#### Given exercise
Copy the rows exactly, starting at the beginning of the rows and ending with the line that contains "197 422 220</box>", including that line.

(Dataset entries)
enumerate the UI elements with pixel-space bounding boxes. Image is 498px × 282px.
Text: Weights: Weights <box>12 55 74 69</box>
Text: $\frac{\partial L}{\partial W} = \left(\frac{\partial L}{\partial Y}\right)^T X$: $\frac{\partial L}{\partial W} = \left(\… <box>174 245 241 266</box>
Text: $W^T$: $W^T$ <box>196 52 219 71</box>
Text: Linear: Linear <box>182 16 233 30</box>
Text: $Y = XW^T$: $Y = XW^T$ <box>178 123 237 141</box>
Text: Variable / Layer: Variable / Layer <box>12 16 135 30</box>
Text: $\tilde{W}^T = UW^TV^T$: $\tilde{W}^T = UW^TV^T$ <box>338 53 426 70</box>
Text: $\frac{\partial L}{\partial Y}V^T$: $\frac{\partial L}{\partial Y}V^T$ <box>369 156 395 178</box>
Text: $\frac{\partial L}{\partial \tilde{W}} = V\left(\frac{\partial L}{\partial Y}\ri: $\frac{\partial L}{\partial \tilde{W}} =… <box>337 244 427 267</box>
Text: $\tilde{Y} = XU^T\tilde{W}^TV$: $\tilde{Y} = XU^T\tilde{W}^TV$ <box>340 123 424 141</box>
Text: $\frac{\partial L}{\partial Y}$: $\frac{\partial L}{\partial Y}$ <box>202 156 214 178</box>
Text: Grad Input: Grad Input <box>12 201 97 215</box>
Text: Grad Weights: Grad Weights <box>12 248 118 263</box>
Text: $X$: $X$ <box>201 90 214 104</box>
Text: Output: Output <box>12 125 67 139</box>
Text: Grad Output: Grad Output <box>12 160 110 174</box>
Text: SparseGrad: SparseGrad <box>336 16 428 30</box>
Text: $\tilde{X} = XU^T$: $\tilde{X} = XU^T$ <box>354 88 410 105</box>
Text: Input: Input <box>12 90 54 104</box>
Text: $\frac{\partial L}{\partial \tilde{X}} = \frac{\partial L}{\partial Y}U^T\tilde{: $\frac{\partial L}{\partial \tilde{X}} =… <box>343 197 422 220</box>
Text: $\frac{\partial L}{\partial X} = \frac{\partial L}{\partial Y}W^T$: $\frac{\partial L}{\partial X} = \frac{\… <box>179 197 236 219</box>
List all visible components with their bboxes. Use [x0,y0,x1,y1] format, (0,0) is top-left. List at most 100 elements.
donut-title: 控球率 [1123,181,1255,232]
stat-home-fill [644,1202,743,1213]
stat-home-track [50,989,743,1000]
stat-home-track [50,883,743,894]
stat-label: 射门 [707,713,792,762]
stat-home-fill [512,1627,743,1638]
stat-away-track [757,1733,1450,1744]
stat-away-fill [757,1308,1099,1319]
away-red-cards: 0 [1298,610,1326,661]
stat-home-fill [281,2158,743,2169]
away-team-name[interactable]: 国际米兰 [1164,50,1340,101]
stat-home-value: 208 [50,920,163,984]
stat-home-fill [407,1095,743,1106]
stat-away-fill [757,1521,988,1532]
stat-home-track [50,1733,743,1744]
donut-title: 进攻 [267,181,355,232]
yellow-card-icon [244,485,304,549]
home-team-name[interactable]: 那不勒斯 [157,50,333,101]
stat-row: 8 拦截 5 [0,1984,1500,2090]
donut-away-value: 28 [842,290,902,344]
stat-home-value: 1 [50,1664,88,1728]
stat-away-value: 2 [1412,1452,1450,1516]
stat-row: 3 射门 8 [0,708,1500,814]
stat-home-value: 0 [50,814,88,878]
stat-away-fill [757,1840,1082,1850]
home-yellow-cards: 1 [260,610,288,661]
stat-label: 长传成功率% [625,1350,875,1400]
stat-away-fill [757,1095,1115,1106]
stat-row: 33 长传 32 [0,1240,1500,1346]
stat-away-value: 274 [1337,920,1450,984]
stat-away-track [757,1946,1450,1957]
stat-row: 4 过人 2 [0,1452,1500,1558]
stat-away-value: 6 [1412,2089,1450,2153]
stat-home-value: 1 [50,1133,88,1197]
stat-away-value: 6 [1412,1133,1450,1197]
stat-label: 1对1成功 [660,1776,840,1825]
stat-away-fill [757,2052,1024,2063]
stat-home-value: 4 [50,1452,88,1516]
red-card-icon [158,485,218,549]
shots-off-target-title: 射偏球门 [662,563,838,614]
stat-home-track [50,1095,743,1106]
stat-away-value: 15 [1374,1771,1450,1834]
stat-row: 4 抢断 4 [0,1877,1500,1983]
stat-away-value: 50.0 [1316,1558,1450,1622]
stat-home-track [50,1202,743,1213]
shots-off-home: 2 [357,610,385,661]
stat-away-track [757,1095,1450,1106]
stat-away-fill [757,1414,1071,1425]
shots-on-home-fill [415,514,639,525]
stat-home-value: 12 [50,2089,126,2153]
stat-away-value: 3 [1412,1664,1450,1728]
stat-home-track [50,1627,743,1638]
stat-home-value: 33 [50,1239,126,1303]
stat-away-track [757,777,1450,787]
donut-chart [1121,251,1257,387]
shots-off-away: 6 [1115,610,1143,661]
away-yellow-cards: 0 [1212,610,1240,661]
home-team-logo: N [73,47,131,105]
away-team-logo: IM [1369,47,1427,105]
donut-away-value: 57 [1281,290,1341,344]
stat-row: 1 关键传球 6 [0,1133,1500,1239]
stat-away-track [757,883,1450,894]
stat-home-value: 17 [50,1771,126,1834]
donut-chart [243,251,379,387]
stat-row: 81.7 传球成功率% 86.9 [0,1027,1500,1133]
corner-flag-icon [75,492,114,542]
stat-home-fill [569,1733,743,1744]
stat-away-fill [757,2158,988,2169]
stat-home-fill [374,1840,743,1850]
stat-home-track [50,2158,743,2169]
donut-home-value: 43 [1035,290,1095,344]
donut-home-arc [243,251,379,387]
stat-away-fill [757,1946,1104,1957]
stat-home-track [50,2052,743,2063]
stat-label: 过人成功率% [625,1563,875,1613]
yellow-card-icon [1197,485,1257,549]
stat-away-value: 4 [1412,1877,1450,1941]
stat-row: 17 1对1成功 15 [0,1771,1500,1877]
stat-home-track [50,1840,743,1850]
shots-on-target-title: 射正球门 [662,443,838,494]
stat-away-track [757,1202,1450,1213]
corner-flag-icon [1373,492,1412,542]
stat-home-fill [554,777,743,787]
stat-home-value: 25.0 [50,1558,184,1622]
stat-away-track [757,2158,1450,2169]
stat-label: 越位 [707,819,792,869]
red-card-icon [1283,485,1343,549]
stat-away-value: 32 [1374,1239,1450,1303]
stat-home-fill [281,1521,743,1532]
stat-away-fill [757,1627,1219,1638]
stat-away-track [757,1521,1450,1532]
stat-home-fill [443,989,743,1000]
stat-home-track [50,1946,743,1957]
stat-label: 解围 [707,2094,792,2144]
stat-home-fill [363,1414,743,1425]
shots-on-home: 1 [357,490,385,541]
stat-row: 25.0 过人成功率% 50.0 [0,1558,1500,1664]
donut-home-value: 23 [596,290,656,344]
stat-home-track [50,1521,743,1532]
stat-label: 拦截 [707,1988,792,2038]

#### Response to the exercise
enumerate the UI elements with pixel-space bounding boxes. Image is 498px × 282px.
Text: Weights: Weights <box>12 55 74 69</box>
Text: $\frac{\partial L}{\partial W} = \left(\frac{\partial L}{\partial Y}\right)^T X$: $\frac{\partial L}{\partial W} = \left(\… <box>174 245 241 266</box>
Text: $W^T$: $W^T$ <box>196 52 219 71</box>
Text: Linear: Linear <box>182 16 233 30</box>
Text: $Y = XW^T$: $Y = XW^T$ <box>178 123 237 141</box>
Text: Variable / Layer: Variable / Layer <box>12 16 135 30</box>
Text: $\tilde{W}^T = UW^TV^T$: $\tilde{W}^T = UW^TV^T$ <box>338 53 426 70</box>
Text: $\frac{\partial L}{\partial Y}V^T$: $\frac{\partial L}{\partial Y}V^T$ <box>369 156 395 178</box>
Text: $\frac{\partial L}{\partial \tilde{W}} = V\left(\frac{\partial L}{\partial Y}\ri: $\frac{\partial L}{\partial \tilde{W}} =… <box>337 244 427 267</box>
Text: $\tilde{Y} = XU^T\tilde{W}^TV$: $\tilde{Y} = XU^T\tilde{W}^TV$ <box>340 123 424 141</box>
Text: $\frac{\partial L}{\partial Y}$: $\frac{\partial L}{\partial Y}$ <box>202 156 214 178</box>
Text: Grad Input: Grad Input <box>12 201 97 215</box>
Text: Grad Weights: Grad Weights <box>12 248 118 263</box>
Text: $X$: $X$ <box>201 90 214 104</box>
Text: Output: Output <box>12 125 67 139</box>
Text: Grad Output: Grad Output <box>12 160 110 174</box>
Text: SparseGrad: SparseGrad <box>336 16 428 30</box>
Text: $\tilde{X} = XU^T$: $\tilde{X} = XU^T$ <box>354 88 410 105</box>
Text: Input: Input <box>12 90 54 104</box>
Text: $\frac{\partial L}{\partial \tilde{X}} = \frac{\partial L}{\partial Y}U^T\tilde{: $\frac{\partial L}{\partial \tilde{X}} =… <box>343 197 422 220</box>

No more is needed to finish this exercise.